- Written task
Track down each line that has the word "screenshot" and copy it.

- Data provided

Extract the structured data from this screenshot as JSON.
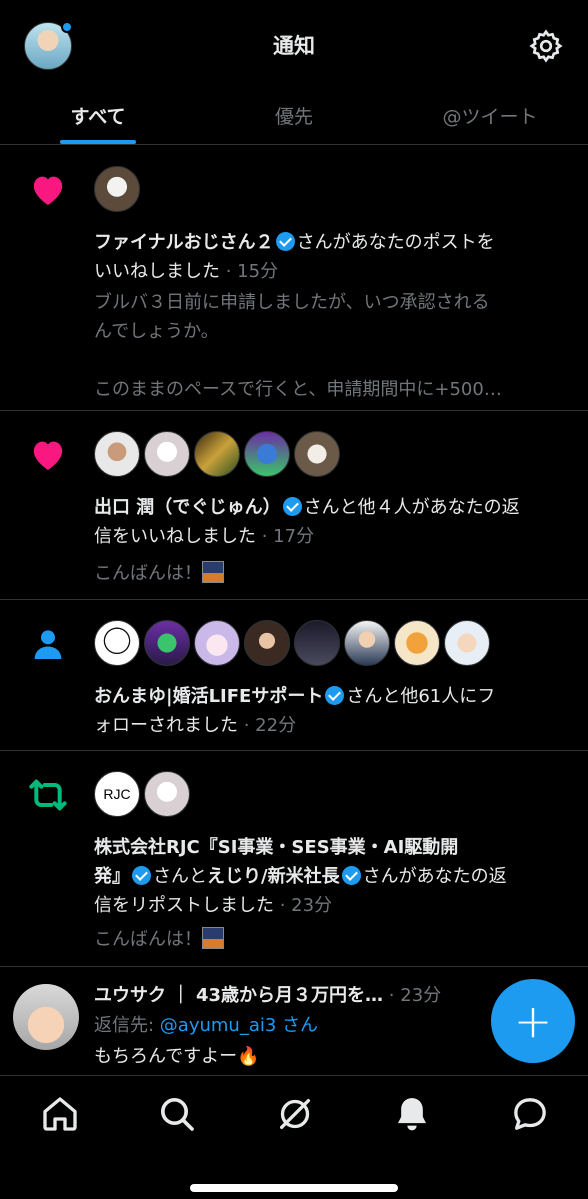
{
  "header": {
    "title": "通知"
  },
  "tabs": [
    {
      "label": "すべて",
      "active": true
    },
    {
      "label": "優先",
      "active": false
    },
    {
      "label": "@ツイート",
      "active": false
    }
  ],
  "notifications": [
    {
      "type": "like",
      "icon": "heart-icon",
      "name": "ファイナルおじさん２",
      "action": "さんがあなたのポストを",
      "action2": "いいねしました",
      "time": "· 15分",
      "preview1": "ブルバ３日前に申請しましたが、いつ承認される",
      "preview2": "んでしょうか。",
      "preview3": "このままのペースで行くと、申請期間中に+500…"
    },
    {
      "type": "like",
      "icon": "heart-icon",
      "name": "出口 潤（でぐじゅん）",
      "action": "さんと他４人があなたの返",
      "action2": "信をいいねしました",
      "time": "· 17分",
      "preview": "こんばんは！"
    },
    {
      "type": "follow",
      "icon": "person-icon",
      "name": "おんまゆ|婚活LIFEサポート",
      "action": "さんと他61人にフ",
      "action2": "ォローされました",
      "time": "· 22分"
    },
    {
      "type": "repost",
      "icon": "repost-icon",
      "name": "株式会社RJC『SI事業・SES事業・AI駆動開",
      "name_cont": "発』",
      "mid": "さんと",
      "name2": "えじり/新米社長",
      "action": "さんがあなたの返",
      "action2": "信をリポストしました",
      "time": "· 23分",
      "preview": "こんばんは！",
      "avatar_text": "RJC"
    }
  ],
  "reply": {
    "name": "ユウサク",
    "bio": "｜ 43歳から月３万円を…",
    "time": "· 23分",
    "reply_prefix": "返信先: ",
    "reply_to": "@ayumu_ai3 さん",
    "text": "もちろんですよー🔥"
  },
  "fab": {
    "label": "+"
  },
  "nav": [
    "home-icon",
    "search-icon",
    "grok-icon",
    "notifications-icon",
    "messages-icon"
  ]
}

...

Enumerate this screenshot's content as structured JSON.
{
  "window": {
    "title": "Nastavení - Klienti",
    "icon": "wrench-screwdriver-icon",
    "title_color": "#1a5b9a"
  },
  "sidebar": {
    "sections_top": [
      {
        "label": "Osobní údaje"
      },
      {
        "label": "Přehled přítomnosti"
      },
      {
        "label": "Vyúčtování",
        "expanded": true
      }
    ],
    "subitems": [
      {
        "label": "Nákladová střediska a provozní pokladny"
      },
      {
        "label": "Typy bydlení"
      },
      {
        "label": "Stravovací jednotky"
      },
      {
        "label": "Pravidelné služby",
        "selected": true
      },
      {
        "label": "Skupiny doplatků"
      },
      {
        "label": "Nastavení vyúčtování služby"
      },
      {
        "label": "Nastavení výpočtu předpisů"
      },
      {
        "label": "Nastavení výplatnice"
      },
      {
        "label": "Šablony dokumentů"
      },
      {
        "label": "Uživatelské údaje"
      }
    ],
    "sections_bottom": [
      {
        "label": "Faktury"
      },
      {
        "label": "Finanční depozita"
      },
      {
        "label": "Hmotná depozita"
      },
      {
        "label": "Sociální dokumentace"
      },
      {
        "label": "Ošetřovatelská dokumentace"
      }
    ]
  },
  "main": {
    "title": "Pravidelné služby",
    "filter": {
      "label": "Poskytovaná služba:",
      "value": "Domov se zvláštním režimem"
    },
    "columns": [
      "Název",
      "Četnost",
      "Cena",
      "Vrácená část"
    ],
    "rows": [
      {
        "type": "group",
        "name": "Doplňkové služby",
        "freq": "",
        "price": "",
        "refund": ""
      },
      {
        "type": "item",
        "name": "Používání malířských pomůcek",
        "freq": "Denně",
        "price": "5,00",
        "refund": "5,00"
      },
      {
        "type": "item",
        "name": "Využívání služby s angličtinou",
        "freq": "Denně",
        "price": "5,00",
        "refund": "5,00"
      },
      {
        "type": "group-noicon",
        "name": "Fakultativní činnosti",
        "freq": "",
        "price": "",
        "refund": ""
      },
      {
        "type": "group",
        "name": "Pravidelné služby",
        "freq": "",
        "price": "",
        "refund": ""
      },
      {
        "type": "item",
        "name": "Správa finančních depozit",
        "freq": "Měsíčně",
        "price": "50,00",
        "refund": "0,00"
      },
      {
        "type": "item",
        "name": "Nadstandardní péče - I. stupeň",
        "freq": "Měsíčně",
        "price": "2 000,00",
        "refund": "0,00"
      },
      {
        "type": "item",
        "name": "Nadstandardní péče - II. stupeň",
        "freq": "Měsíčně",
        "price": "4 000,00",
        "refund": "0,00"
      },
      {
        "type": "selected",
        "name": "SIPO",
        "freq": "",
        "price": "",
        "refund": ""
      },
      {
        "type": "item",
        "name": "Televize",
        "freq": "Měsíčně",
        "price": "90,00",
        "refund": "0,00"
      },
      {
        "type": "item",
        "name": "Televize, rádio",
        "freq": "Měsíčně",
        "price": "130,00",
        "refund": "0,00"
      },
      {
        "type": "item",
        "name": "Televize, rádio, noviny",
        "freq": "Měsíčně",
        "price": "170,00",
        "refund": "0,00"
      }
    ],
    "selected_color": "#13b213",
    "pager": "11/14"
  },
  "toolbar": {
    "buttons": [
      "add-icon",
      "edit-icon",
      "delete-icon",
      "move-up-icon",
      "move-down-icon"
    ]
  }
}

--

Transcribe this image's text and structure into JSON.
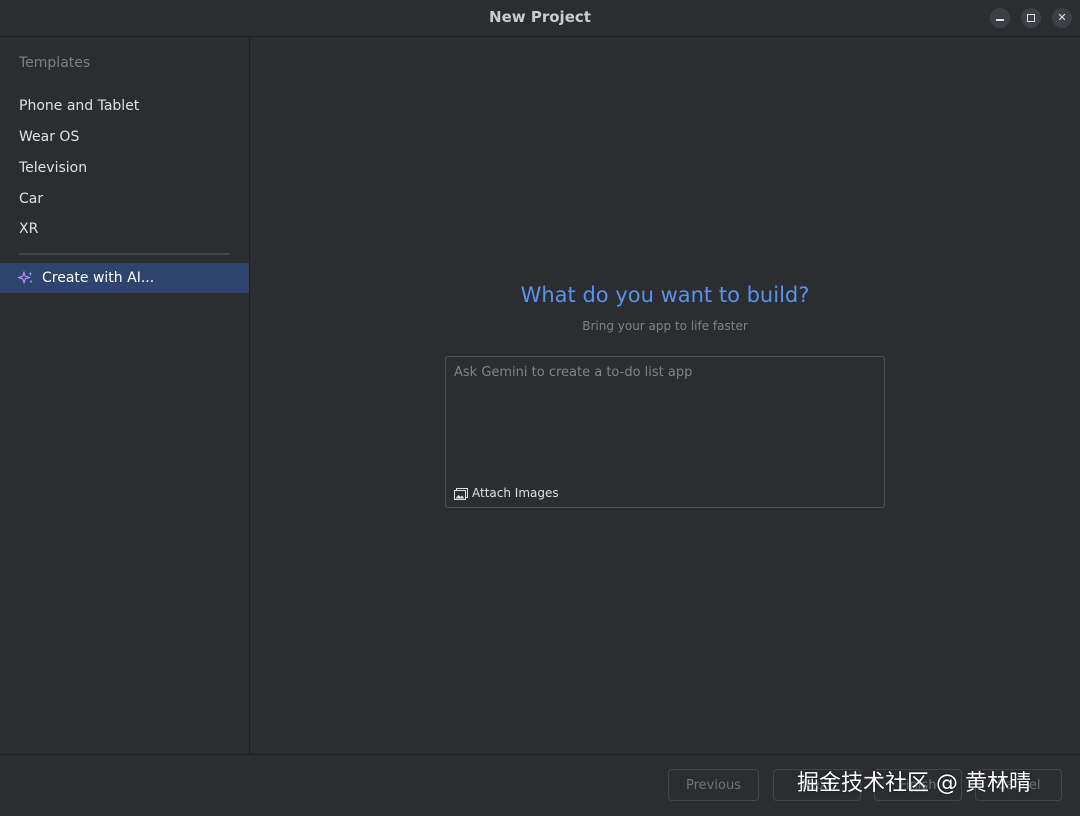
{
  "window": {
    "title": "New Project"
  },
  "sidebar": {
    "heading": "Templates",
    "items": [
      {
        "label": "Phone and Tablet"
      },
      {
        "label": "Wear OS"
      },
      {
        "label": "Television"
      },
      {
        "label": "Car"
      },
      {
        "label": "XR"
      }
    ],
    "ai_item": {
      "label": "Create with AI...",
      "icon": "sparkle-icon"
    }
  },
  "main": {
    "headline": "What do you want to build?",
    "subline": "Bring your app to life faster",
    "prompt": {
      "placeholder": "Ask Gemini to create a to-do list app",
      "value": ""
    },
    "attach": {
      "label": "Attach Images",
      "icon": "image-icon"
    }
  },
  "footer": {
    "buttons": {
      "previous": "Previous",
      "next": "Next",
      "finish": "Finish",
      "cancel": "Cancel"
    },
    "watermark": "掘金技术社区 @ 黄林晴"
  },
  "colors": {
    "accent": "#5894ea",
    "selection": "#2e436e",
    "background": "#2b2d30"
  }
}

- Final answer
Extract the structured data from this screenshot as JSON.
Enumerate this screenshot's content as structured JSON.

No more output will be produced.